Please rewrite the entries below, swapping every "tab-close-icon" for "tab-dismiss-icon" and leaving everything else unchanged.

Dataset entries

===============

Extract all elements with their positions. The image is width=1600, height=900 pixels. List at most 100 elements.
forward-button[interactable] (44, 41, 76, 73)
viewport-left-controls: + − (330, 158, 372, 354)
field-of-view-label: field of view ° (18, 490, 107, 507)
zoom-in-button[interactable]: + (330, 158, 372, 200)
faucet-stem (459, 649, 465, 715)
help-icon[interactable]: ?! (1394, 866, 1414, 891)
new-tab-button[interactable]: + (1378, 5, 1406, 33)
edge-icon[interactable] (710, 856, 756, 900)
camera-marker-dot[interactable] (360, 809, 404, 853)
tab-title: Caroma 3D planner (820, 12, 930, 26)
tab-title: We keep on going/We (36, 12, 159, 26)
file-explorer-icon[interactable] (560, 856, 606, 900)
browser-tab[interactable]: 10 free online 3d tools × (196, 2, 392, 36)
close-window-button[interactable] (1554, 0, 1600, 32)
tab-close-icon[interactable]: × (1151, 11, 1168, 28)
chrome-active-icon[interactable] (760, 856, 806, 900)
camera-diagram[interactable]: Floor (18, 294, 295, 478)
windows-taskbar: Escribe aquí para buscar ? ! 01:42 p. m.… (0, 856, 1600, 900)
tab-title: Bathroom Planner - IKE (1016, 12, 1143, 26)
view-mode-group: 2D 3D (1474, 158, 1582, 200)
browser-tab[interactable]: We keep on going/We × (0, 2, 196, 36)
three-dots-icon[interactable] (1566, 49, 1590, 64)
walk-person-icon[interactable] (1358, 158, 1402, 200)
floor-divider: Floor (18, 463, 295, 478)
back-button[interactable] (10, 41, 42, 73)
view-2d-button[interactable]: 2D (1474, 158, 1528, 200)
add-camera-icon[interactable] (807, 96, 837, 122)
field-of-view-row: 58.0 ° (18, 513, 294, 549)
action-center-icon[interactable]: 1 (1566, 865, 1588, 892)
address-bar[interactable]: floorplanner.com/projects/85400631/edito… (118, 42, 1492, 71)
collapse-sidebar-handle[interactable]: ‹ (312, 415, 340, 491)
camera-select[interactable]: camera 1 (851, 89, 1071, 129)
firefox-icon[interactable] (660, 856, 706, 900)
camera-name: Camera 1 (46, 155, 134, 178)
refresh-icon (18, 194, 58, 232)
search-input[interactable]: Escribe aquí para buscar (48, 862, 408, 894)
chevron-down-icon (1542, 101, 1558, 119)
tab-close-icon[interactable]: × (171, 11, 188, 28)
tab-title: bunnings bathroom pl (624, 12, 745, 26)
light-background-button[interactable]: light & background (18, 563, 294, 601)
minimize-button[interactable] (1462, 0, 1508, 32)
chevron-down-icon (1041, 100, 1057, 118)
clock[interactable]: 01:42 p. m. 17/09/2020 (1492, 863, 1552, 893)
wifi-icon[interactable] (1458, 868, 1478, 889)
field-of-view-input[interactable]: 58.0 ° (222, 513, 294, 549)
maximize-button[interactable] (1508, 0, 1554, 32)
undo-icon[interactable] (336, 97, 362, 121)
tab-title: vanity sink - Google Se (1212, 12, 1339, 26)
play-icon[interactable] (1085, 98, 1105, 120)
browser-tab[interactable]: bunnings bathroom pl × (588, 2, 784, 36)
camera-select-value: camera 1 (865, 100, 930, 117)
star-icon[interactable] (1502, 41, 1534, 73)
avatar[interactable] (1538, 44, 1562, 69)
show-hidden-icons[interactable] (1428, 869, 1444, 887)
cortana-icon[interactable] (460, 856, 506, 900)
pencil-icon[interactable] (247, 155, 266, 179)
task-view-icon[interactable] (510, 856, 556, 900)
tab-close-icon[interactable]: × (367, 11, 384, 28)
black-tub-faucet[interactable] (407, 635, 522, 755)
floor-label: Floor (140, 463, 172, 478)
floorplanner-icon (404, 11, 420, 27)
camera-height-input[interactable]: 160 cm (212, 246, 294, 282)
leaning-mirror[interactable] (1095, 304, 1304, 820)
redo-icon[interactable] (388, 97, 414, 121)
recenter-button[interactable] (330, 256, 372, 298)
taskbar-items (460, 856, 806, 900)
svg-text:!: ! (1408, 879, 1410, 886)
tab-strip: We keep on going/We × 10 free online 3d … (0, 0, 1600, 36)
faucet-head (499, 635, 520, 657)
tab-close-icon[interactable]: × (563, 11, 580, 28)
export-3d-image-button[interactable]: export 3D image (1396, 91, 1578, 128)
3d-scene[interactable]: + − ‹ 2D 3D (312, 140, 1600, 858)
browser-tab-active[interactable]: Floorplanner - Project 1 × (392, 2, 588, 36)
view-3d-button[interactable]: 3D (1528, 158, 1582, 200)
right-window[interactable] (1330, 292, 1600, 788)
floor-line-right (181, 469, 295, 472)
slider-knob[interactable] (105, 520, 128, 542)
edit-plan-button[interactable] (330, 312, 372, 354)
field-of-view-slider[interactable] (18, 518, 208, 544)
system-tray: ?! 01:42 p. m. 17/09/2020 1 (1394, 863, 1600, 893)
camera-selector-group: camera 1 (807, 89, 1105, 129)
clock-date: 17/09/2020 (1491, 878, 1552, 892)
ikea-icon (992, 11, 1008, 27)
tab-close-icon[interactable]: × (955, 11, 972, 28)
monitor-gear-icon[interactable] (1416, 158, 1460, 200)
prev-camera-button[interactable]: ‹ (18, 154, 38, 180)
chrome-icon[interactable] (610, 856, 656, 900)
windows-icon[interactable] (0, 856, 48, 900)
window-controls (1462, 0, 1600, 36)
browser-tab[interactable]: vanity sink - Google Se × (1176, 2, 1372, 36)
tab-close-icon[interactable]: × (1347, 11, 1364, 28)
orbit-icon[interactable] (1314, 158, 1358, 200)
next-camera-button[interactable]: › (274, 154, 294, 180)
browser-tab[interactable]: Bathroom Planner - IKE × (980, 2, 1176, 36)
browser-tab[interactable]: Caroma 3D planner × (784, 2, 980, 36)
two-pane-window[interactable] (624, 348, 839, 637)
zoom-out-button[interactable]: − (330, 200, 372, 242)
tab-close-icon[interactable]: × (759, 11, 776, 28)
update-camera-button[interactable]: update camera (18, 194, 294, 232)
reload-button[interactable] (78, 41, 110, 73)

===============

— WRITTEN RESPONSE —
Extract all elements with their positions. The image is width=1600, height=900 pixels. List at most 100 elements.
forward-button[interactable] (44, 41, 76, 73)
viewport-left-controls: + − (330, 158, 372, 354)
field-of-view-label: field of view ° (18, 490, 107, 507)
zoom-in-button[interactable]: + (330, 158, 372, 200)
faucet-stem (459, 649, 465, 715)
help-icon[interactable]: ?! (1394, 866, 1414, 891)
new-tab-button[interactable]: + (1378, 5, 1406, 33)
edge-icon[interactable] (710, 856, 756, 900)
camera-marker-dot[interactable] (360, 809, 404, 853)
tab-title: Caroma 3D planner (820, 12, 930, 26)
tab-title: We keep on going/We (36, 12, 159, 26)
file-explorer-icon[interactable] (560, 856, 606, 900)
browser-tab[interactable]: 10 free online 3d tools × (196, 2, 392, 36)
close-window-button[interactable] (1554, 0, 1600, 32)
tab-dismiss-icon[interactable]: × (1151, 11, 1168, 28)
chrome-active-icon[interactable] (760, 856, 806, 900)
camera-diagram[interactable]: Floor (18, 294, 295, 478)
windows-taskbar: Escribe aquí para buscar ? ! 01:42 p. m.… (0, 856, 1600, 900)
tab-title: Bathroom Planner - IKE (1016, 12, 1143, 26)
view-mode-group: 2D 3D (1474, 158, 1582, 200)
browser-tab[interactable]: We keep on going/We × (0, 2, 196, 36)
three-dots-icon[interactable] (1566, 49, 1590, 64)
walk-person-icon[interactable] (1358, 158, 1402, 200)
floor-divider: Floor (18, 463, 295, 478)
back-button[interactable] (10, 41, 42, 73)
view-2d-button[interactable]: 2D (1474, 158, 1528, 200)
add-camera-icon[interactable] (807, 96, 837, 122)
field-of-view-row: 58.0 ° (18, 513, 294, 549)
action-center-icon[interactable]: 1 (1566, 865, 1588, 892)
address-bar[interactable]: floorplanner.com/projects/85400631/edito… (118, 42, 1492, 71)
collapse-sidebar-handle[interactable]: ‹ (312, 415, 340, 491)
camera-select[interactable]: camera 1 (851, 89, 1071, 129)
firefox-icon[interactable] (660, 856, 706, 900)
camera-name: Camera 1 (46, 155, 134, 178)
refresh-icon (18, 194, 58, 232)
search-input[interactable]: Escribe aquí para buscar (48, 862, 408, 894)
chevron-down-icon (1542, 101, 1558, 119)
tab-dismiss-icon[interactable]: × (171, 11, 188, 28)
tab-title: bunnings bathroom pl (624, 12, 745, 26)
light-background-button[interactable]: light & background (18, 563, 294, 601)
minimize-button[interactable] (1462, 0, 1508, 32)
chevron-down-icon (1041, 100, 1057, 118)
clock[interactable]: 01:42 p. m. 17/09/2020 (1492, 863, 1552, 893)
wifi-icon[interactable] (1458, 868, 1478, 889)
field-of-view-input[interactable]: 58.0 ° (222, 513, 294, 549)
maximize-button[interactable] (1508, 0, 1554, 32)
undo-icon[interactable] (336, 97, 362, 121)
tab-title: vanity sink - Google Se (1212, 12, 1339, 26)
play-icon[interactable] (1085, 98, 1105, 120)
browser-tab[interactable]: bunnings bathroom pl × (588, 2, 784, 36)
camera-select-value: camera 1 (865, 100, 930, 117)
star-icon[interactable] (1502, 41, 1534, 73)
avatar[interactable] (1538, 44, 1562, 69)
show-hidden-icons[interactable] (1428, 869, 1444, 887)
cortana-icon[interactable] (460, 856, 506, 900)
pencil-icon[interactable] (247, 155, 266, 179)
task-view-icon[interactable] (510, 856, 556, 900)
tab-dismiss-icon[interactable]: × (367, 11, 384, 28)
black-tub-faucet[interactable] (407, 635, 522, 755)
floor-label: Floor (140, 463, 172, 478)
floorplanner-icon (404, 11, 420, 27)
camera-height-input[interactable]: 160 cm (212, 246, 294, 282)
leaning-mirror[interactable] (1095, 304, 1304, 820)
redo-icon[interactable] (388, 97, 414, 121)
recenter-button[interactable] (330, 256, 372, 298)
taskbar-items (460, 856, 806, 900)
svg-text:!: ! (1408, 879, 1410, 886)
tab-strip: We keep on going/We × 10 free online 3d … (0, 0, 1600, 36)
faucet-head (499, 635, 520, 657)
tab-dismiss-icon[interactable]: × (563, 11, 580, 28)
export-3d-image-button[interactable]: export 3D image (1396, 91, 1578, 128)
3d-scene[interactable]: + − ‹ 2D 3D (312, 140, 1600, 858)
browser-tab-active[interactable]: Floorplanner - Project 1 × (392, 2, 588, 36)
view-3d-button[interactable]: 3D (1528, 158, 1582, 200)
right-window[interactable] (1330, 292, 1600, 788)
floor-line-right (181, 469, 295, 472)
slider-knob[interactable] (105, 520, 128, 542)
edit-plan-button[interactable] (330, 312, 372, 354)
field-of-view-slider[interactable] (18, 518, 208, 544)
system-tray: ?! 01:42 p. m. 17/09/2020 1 (1394, 863, 1600, 893)
camera-selector-group: camera 1 (807, 89, 1105, 129)
clock-date: 17/09/2020 (1491, 878, 1552, 892)
ikea-icon (992, 11, 1008, 27)
tab-dismiss-icon[interactable]: × (955, 11, 972, 28)
monitor-gear-icon[interactable] (1416, 158, 1460, 200)
prev-camera-button[interactable]: ‹ (18, 154, 38, 180)
chrome-icon[interactable] (610, 856, 656, 900)
windows-icon[interactable] (0, 856, 48, 900)
window-controls (1462, 0, 1600, 36)
browser-tab[interactable]: vanity sink - Google Se × (1176, 2, 1372, 36)
tab-dismiss-icon[interactable]: × (1347, 11, 1364, 28)
orbit-icon[interactable] (1314, 158, 1358, 200)
next-camera-button[interactable]: › (274, 154, 294, 180)
browser-tab[interactable]: Bathroom Planner - IKE × (980, 2, 1176, 36)
browser-tab[interactable]: Caroma 3D planner × (784, 2, 980, 36)
two-pane-window[interactable] (624, 348, 839, 637)
zoom-out-button[interactable]: − (330, 200, 372, 242)
tab-dismiss-icon[interactable]: × (759, 11, 776, 28)
update-camera-button[interactable]: update camera (18, 194, 294, 232)
reload-button[interactable] (78, 41, 110, 73)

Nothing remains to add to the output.